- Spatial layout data
##############################

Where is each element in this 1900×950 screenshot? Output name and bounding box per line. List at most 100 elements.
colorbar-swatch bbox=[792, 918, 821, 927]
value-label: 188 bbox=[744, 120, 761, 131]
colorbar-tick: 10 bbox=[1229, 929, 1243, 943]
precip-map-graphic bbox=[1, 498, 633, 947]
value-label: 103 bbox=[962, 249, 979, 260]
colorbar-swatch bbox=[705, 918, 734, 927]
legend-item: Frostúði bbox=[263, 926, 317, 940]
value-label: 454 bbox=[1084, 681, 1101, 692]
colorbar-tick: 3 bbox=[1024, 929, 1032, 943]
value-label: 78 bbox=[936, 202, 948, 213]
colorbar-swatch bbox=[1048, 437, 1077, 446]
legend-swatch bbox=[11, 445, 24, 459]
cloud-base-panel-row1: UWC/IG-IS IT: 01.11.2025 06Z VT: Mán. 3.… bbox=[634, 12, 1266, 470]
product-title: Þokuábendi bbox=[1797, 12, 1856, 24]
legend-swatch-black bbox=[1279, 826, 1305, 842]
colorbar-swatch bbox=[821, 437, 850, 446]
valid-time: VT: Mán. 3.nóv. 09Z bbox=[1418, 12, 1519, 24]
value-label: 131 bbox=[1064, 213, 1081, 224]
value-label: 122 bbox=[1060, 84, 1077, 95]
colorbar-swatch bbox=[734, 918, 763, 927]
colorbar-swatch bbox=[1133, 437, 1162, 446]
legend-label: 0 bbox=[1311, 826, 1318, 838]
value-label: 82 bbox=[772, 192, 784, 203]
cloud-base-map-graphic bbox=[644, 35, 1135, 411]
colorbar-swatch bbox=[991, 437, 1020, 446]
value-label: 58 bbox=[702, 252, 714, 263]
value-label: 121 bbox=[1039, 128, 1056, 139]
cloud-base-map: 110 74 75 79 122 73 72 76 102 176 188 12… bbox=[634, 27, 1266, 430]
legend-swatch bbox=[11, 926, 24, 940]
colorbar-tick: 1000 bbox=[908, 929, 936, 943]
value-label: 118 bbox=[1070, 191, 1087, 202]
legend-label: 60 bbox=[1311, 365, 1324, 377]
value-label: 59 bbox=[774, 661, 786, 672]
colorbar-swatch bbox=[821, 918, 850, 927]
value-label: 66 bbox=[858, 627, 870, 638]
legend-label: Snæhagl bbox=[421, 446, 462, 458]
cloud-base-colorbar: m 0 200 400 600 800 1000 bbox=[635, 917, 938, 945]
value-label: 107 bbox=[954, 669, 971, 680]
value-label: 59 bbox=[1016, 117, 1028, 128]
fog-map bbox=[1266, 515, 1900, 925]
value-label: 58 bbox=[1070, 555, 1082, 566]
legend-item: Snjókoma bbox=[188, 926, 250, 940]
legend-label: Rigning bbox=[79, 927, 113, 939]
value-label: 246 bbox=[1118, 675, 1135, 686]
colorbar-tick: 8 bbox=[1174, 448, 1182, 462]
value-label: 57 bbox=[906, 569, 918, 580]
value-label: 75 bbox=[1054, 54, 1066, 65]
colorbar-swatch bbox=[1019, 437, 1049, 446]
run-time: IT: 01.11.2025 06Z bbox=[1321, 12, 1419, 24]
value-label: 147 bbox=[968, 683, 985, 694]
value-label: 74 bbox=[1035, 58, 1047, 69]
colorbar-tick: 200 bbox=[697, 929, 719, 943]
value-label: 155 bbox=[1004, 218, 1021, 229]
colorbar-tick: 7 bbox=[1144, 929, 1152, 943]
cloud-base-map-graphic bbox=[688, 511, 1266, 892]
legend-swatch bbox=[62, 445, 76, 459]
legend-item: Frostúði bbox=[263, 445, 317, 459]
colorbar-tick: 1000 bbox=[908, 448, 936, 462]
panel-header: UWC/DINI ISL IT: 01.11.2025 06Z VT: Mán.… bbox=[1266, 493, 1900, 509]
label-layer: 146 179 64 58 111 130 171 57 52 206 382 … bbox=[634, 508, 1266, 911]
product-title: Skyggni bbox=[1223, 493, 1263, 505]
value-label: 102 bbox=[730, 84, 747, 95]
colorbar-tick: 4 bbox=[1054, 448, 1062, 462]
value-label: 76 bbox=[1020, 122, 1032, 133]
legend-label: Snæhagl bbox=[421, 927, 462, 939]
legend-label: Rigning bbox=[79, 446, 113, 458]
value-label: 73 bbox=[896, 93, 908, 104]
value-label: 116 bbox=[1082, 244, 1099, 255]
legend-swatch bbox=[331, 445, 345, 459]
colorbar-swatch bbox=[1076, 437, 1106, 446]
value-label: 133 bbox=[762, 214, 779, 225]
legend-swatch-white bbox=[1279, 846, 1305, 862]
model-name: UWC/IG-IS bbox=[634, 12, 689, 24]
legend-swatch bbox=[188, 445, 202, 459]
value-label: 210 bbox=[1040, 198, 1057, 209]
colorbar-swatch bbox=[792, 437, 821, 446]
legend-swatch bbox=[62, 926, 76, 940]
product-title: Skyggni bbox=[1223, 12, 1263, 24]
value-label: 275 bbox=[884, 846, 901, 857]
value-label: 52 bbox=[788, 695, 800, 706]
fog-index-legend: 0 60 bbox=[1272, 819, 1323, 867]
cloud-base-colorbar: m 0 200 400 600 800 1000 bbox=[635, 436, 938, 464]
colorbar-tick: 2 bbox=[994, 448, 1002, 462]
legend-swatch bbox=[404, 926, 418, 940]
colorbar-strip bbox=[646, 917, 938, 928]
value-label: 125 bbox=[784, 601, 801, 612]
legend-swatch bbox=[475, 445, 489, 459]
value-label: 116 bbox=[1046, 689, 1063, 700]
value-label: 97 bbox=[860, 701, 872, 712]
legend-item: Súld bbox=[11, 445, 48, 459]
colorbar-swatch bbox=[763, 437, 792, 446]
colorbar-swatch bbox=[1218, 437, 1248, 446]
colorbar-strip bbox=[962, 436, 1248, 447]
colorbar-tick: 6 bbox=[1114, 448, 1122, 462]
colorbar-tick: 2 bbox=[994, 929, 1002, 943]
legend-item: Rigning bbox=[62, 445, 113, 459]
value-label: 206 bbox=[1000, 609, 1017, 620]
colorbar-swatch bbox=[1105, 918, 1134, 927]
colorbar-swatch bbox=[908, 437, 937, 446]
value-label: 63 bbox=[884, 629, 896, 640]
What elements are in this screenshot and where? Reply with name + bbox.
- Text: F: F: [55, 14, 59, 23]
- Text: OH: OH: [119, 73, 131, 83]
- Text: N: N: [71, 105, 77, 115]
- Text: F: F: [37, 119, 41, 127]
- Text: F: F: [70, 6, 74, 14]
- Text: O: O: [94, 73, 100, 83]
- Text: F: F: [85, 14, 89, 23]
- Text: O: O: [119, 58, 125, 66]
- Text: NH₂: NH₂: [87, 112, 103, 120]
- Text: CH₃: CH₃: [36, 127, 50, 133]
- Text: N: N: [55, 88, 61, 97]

##############################

- SHORT TASK
Copy out every one of the lines above word for word, keeping each character and number as it is.

- RESULT BELOW
Where is each element in this 1900×950 screenshot? Output name and bounding box per line. List at most 100 elements.
colorbar-swatch bbox=[792, 918, 821, 927]
value-label: 188 bbox=[744, 120, 761, 131]
colorbar-tick: 10 bbox=[1229, 929, 1243, 943]
precip-map-graphic bbox=[1, 498, 633, 947]
value-label: 103 bbox=[962, 249, 979, 260]
colorbar-swatch bbox=[705, 918, 734, 927]
legend-item: Frostúði bbox=[263, 926, 317, 940]
value-label: 454 bbox=[1084, 681, 1101, 692]
colorbar-tick: 3 bbox=[1024, 929, 1032, 943]
value-label: 78 bbox=[936, 202, 948, 213]
colorbar-swatch bbox=[1048, 437, 1077, 446]
legend-swatch bbox=[11, 445, 24, 459]
cloud-base-panel-row1: UWC/IG-IS IT: 01.11.2025 06Z VT: Mán. 3.… bbox=[634, 12, 1266, 470]
product-title: Þokuábendi bbox=[1797, 12, 1856, 24]
legend-swatch-black bbox=[1279, 826, 1305, 842]
colorbar-swatch bbox=[821, 437, 850, 446]
valid-time: VT: Mán. 3.nóv. 09Z bbox=[1418, 12, 1519, 24]
value-label: 131 bbox=[1064, 213, 1081, 224]
value-label: 122 bbox=[1060, 84, 1077, 95]
colorbar-swatch bbox=[734, 918, 763, 927]
colorbar-swatch bbox=[1133, 437, 1162, 446]
legend-label: 0 bbox=[1311, 826, 1318, 838]
value-label: 82 bbox=[772, 192, 784, 203]
cloud-base-map-graphic bbox=[644, 35, 1135, 411]
colorbar-swatch bbox=[991, 437, 1020, 446]
value-label: 58 bbox=[702, 252, 714, 263]
value-label: 121 bbox=[1039, 128, 1056, 139]
cloud-base-map: 110 74 75 79 122 73 72 76 102 176 188 12… bbox=[634, 27, 1266, 430]
legend-swatch bbox=[11, 926, 24, 940]
colorbar-tick: 1000 bbox=[908, 929, 936, 943]
value-label: 118 bbox=[1070, 191, 1087, 202]
legend-label: 60 bbox=[1311, 365, 1324, 377]
value-label: 59 bbox=[774, 661, 786, 672]
colorbar-swatch bbox=[821, 918, 850, 927]
value-label: 66 bbox=[858, 627, 870, 638]
legend-label: Snæhagl bbox=[421, 446, 462, 458]
cloud-base-colorbar: m 0 200 400 600 800 1000 bbox=[635, 917, 938, 945]
value-label: 107 bbox=[954, 669, 971, 680]
value-label: 59 bbox=[1016, 117, 1028, 128]
fog-map bbox=[1266, 515, 1900, 925]
value-label: 58 bbox=[1070, 555, 1082, 566]
legend-item: Snjókoma bbox=[188, 926, 250, 940]
legend-label: Rigning bbox=[79, 927, 113, 939]
value-label: 246 bbox=[1118, 675, 1135, 686]
colorbar-tick: 8 bbox=[1174, 448, 1182, 462]
value-label: 57 bbox=[906, 569, 918, 580]
value-label: 75 bbox=[1054, 54, 1066, 65]
colorbar-swatch bbox=[1019, 437, 1049, 446]
run-time: IT: 01.11.2025 06Z bbox=[1321, 12, 1419, 24]
value-label: 147 bbox=[968, 683, 985, 694]
value-label: 74 bbox=[1035, 58, 1047, 69]
colorbar-tick: 200 bbox=[697, 929, 719, 943]
value-label: 155 bbox=[1004, 218, 1021, 229]
colorbar-tick: 7 bbox=[1144, 929, 1152, 943]
cloud-base-map-graphic bbox=[688, 511, 1266, 892]
legend-swatch bbox=[62, 445, 76, 459]
legend-item: Frostúði bbox=[263, 445, 317, 459]
colorbar-tick: 1000 bbox=[908, 448, 936, 462]
panel-header: UWC/DINI ISL IT: 01.11.2025 06Z VT: Mán.… bbox=[1266, 493, 1900, 509]
label-layer: 146 179 64 58 111 130 171 57 52 206 382 … bbox=[634, 508, 1266, 911]
product-title: Skyggni bbox=[1223, 493, 1263, 505]
value-label: 102 bbox=[730, 84, 747, 95]
colorbar-tick: 4 bbox=[1054, 448, 1062, 462]
value-label: 76 bbox=[1020, 122, 1032, 133]
legend-label: Snæhagl bbox=[421, 927, 462, 939]
legend-label: Rigning bbox=[79, 446, 113, 458]
value-label: 73 bbox=[896, 93, 908, 104]
value-label: 116 bbox=[1082, 244, 1099, 255]
legend-swatch bbox=[331, 445, 345, 459]
colorbar-swatch bbox=[1076, 437, 1106, 446]
value-label: 133 bbox=[762, 214, 779, 225]
legend-swatch-white bbox=[1279, 846, 1305, 862]
model-name: UWC/IG-IS bbox=[634, 12, 689, 24]
legend-swatch bbox=[188, 445, 202, 459]
value-label: 210 bbox=[1040, 198, 1057, 209]
colorbar-swatch bbox=[792, 437, 821, 446]
legend-swatch bbox=[62, 926, 76, 940]
product-title: Skyggni bbox=[1223, 12, 1263, 24]
value-label: 275 bbox=[884, 846, 901, 857]
value-label: 52 bbox=[788, 695, 800, 706]
fog-index-legend: 0 60 bbox=[1272, 819, 1323, 867]
cloud-base-colorbar: m 0 200 400 600 800 1000 bbox=[635, 436, 938, 464]
colorbar-tick: 2 bbox=[994, 448, 1002, 462]
legend-swatch bbox=[404, 926, 418, 940]
colorbar-strip bbox=[646, 917, 938, 928]
value-label: 125 bbox=[784, 601, 801, 612]
legend-swatch bbox=[475, 445, 489, 459]
value-label: 116 bbox=[1046, 689, 1063, 700]
value-label: 97 bbox=[860, 701, 872, 712]
legend-item: Súld bbox=[11, 445, 48, 459]
colorbar-swatch bbox=[763, 437, 792, 446]
colorbar-swatch bbox=[1218, 437, 1248, 446]
colorbar-strip bbox=[962, 436, 1248, 447]
colorbar-tick: 6 bbox=[1114, 448, 1122, 462]
colorbar-tick: 2 bbox=[994, 929, 1002, 943]
legend-item: Rigning bbox=[62, 445, 113, 459]
value-label: 206 bbox=[1000, 609, 1017, 620]
colorbar-swatch bbox=[1105, 918, 1134, 927]
colorbar-swatch bbox=[908, 437, 937, 446]
value-label: 63 bbox=[884, 629, 896, 640]
What elements are in this screenshot and where? Reply with name + bbox.
- Text: F: F: [55, 14, 59, 23]
- Text: OH: OH: [119, 73, 131, 83]
- Text: N: N: [71, 105, 77, 115]
- Text: F: F: [37, 119, 41, 127]
- Text: F: F: [70, 6, 74, 14]
- Text: O: O: [94, 73, 100, 83]
- Text: F: F: [85, 14, 89, 23]
- Text: O: O: [119, 58, 125, 66]
- Text: NH₂: NH₂: [87, 112, 103, 120]
- Text: CH₃: CH₃: [36, 127, 50, 133]
- Text: N: N: [55, 88, 61, 97]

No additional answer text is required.